(Records that describe figures)
=-=-=-=-=

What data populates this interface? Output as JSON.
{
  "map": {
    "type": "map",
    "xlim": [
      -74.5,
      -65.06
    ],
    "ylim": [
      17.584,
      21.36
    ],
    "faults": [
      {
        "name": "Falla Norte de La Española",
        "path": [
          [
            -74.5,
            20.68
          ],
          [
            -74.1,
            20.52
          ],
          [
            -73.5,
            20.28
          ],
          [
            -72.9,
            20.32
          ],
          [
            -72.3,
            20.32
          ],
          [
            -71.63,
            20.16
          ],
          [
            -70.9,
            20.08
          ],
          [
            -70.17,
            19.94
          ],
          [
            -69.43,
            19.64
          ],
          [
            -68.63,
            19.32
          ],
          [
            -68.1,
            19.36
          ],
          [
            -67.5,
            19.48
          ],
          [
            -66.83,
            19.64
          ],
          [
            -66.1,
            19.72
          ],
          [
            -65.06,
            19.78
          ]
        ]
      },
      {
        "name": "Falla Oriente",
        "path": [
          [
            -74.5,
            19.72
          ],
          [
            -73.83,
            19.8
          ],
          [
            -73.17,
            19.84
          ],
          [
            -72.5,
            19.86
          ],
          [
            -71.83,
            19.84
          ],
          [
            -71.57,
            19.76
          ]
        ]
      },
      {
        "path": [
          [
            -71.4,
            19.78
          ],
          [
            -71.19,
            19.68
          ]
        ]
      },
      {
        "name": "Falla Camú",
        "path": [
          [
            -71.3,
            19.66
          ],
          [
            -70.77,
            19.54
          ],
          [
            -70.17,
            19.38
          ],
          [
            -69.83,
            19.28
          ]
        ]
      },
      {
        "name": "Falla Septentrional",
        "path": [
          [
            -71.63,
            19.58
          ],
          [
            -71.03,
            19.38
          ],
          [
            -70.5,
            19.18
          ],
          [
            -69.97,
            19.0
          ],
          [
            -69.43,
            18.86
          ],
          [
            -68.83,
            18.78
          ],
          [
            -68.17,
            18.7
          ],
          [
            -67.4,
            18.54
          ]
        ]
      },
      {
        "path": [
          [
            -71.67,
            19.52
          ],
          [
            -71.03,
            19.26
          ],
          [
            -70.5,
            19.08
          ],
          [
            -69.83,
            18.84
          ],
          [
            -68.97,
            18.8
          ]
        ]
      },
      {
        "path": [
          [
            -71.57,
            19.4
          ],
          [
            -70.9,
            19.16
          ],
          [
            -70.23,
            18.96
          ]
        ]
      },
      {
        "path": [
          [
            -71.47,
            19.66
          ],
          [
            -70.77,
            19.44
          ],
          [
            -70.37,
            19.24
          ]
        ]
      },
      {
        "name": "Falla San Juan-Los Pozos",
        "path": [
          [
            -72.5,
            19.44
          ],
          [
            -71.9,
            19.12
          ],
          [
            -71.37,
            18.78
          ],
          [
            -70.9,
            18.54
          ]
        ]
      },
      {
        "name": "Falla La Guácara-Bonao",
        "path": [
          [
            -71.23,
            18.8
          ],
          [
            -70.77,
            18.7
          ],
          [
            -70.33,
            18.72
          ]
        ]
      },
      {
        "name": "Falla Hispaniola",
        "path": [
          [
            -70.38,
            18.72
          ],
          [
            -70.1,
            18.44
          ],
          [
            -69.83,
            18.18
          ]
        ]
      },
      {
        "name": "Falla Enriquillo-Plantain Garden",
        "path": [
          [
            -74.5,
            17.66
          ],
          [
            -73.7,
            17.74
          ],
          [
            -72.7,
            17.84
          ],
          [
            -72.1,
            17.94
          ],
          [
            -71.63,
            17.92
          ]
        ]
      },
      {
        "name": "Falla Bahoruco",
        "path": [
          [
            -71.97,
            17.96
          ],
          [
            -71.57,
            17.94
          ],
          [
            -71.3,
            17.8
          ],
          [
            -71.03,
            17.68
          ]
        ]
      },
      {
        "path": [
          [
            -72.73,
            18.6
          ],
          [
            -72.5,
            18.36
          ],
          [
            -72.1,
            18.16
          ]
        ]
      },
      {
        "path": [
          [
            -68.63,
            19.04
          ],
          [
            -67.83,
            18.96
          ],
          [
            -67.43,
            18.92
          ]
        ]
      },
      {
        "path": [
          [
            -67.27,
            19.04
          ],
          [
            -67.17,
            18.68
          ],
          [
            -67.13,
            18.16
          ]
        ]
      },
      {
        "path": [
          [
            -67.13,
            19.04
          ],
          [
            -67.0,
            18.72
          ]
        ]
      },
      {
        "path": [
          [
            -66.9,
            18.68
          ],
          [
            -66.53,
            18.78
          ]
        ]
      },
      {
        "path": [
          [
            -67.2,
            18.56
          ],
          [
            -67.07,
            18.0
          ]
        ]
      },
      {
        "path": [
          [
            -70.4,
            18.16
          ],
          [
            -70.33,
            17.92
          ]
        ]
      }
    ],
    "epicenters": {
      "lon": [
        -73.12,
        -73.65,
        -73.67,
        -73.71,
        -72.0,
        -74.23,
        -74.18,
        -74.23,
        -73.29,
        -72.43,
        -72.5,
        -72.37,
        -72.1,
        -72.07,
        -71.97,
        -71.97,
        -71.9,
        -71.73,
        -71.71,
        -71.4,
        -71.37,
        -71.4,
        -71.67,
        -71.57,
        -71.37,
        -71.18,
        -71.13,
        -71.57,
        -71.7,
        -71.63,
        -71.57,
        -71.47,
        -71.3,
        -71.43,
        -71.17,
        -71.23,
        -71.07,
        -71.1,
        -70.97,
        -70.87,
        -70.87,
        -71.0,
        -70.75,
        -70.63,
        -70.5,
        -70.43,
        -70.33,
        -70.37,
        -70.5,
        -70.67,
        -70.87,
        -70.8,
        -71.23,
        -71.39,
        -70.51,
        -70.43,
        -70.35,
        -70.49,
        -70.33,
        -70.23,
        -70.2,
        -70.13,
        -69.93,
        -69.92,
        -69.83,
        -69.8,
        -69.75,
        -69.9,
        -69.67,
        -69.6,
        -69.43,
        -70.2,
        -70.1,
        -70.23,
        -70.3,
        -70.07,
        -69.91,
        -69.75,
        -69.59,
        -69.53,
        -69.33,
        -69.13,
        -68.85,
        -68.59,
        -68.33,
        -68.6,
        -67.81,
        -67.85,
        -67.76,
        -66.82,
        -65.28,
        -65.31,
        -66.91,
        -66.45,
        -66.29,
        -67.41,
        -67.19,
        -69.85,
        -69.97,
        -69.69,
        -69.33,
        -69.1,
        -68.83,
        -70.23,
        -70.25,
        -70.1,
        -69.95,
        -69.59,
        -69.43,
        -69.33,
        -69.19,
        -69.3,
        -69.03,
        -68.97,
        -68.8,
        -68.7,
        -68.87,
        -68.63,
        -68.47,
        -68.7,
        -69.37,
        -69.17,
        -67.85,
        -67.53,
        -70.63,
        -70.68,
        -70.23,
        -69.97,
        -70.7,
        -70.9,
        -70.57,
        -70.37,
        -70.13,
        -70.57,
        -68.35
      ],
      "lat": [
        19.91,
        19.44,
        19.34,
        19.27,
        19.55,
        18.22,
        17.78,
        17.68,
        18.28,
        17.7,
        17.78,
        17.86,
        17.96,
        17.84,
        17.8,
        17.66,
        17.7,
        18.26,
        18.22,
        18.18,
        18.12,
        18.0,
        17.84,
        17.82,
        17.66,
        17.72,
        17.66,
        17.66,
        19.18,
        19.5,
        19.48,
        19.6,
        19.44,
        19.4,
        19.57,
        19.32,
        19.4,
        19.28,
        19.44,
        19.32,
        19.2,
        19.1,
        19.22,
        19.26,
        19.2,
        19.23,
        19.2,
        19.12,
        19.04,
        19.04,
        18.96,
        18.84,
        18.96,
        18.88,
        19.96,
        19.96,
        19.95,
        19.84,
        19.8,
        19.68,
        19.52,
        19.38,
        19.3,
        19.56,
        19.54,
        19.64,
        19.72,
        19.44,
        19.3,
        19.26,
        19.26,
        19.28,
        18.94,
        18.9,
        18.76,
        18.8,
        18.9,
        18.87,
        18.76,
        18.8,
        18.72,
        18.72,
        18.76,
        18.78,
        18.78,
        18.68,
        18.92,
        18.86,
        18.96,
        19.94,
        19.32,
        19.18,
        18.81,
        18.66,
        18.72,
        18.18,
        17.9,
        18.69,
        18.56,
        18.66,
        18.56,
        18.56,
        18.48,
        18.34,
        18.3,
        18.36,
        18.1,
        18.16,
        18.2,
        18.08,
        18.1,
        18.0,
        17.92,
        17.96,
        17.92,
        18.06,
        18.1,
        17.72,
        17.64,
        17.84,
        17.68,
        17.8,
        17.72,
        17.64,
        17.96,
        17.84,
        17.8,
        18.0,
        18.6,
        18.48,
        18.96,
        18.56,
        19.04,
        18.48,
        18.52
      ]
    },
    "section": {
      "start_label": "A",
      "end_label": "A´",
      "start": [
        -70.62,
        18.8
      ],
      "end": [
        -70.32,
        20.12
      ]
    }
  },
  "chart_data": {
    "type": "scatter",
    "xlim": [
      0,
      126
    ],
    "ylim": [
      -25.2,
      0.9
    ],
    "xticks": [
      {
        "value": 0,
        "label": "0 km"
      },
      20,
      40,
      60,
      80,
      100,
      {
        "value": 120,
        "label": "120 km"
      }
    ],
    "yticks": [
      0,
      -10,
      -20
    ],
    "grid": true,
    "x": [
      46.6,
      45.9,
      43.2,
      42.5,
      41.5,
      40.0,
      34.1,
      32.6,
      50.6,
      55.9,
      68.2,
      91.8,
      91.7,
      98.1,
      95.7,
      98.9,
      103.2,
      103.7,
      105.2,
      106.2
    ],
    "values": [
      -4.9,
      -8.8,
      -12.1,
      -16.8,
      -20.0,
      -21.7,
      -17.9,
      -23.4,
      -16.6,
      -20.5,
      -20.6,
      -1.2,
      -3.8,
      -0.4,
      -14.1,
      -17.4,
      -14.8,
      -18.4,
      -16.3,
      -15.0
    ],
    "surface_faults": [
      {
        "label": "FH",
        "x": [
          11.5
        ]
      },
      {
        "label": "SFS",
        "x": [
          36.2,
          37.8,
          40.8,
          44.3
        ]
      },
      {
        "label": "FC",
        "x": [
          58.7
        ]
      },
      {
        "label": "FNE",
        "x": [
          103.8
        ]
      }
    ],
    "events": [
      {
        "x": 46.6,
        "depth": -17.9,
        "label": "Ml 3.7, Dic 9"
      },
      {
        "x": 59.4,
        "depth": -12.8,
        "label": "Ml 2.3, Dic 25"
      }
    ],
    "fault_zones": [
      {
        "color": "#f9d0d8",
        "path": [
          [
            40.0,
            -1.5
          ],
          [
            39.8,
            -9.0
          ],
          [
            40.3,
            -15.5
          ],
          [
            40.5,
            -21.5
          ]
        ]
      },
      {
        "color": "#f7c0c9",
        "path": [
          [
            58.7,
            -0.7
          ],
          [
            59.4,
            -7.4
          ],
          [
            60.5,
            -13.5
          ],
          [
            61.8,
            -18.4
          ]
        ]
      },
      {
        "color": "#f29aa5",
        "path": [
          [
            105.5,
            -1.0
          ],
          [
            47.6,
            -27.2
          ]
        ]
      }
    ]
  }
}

=-=-=-=-=

### What is asked:
Each line that holds the word "Falla" is to be copied.

### Result of this exercise:
        "name": "Falla Norte de La Española",
        "name": "Falla Oriente",
        "name": "Falla Camú",
        "name": "Falla Septentrional",
        "name": "Falla San Juan-Los Pozos",
        "name": "Falla La Guácara-Bonao",
        "name": "Falla Hispaniola",
        "name": "Falla Enriquillo-Plantain Garden",
        "name": "Falla Bahoruco",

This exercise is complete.